→ TASK MATERIAL:
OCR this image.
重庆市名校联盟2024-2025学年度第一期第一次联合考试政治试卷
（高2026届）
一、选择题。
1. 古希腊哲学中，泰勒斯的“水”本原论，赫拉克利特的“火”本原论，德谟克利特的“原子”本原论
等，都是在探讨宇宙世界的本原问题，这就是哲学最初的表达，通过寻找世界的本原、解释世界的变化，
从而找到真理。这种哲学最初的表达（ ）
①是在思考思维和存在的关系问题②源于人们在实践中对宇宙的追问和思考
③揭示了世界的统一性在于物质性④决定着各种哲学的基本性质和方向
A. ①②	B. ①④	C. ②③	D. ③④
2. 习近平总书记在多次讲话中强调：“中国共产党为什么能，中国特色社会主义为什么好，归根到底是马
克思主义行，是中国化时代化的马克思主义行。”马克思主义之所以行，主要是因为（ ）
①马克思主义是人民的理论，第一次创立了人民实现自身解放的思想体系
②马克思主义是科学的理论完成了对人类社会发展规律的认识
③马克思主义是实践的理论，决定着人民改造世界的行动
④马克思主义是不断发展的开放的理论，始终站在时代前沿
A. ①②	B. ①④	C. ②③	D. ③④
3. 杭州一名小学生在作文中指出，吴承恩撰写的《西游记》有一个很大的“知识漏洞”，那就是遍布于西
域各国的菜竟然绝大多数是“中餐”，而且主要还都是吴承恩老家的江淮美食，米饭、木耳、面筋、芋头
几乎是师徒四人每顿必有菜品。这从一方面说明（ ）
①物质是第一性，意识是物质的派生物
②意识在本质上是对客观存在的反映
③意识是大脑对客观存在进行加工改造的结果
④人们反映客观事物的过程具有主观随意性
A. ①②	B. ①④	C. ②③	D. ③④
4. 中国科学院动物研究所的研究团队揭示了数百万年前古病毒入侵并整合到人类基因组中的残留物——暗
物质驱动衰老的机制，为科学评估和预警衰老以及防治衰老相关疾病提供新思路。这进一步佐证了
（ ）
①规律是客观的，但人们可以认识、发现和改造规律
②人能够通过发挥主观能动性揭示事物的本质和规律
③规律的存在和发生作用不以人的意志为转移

→ INSTRUCTIONS FOR THE TASK:
Write an exact transcription of every entry above.

→ RESPONSE FOR THIS EXERCISE:
OCR this image.
重庆市名校联盟2024-2025学年度第一期第一次联合考试政治试卷
（高2026届）
一、选择题。
1. 古希腊哲学中，泰勒斯的“水”本原论，赫拉克利特的“火”本原论，德谟克利特的“原子”本原论
等，都是在探讨宇宙世界的本原问题，这就是哲学最初的表达，通过寻找世界的本原、解释世界的变化，
从而找到真理。这种哲学最初的表达（ ）
①是在思考思维和存在的关系问题②源于人们在实践中对宇宙的追问和思考
③揭示了世界的统一性在于物质性④决定着各种哲学的基本性质和方向
A. ①②	B. ①④	C. ②③	D. ③④
2. 习近平总书记在多次讲话中强调：“中国共产党为什么能，中国特色社会主义为什么好，归根到底是马
克思主义行，是中国化时代化的马克思主义行。”马克思主义之所以行，主要是因为（ ）
①马克思主义是人民的理论，第一次创立了人民实现自身解放的思想体系
②马克思主义是科学的理论完成了对人类社会发展规律的认识
③马克思主义是实践的理论，决定着人民改造世界的行动
④马克思主义是不断发展的开放的理论，始终站在时代前沿
A. ①②	B. ①④	C. ②③	D. ③④
3. 杭州一名小学生在作文中指出，吴承恩撰写的《西游记》有一个很大的“知识漏洞”，那就是遍布于西
域各国的菜竟然绝大多数是“中餐”，而且主要还都是吴承恩老家的江淮美食，米饭、木耳、面筋、芋头
几乎是师徒四人每顿必有菜品。这从一方面说明（ ）
①物质是第一性，意识是物质的派生物
②意识在本质上是对客观存在的反映
③意识是大脑对客观存在进行加工改造的结果
④人们反映客观事物的过程具有主观随意性
A. ①②	B. ①④	C. ②③	D. ③④
4. 中国科学院动物研究所的研究团队揭示了数百万年前古病毒入侵并整合到人类基因组中的残留物——暗
物质驱动衰老的机制，为科学评估和预警衰老以及防治衰老相关疾病提供新思路。这进一步佐证了
（ ）
①规律是客观的，但人们可以认识、发现和改造规律
②人能够通过发挥主观能动性揭示事物的本质和规律
③规律的存在和发生作用不以人的意志为转移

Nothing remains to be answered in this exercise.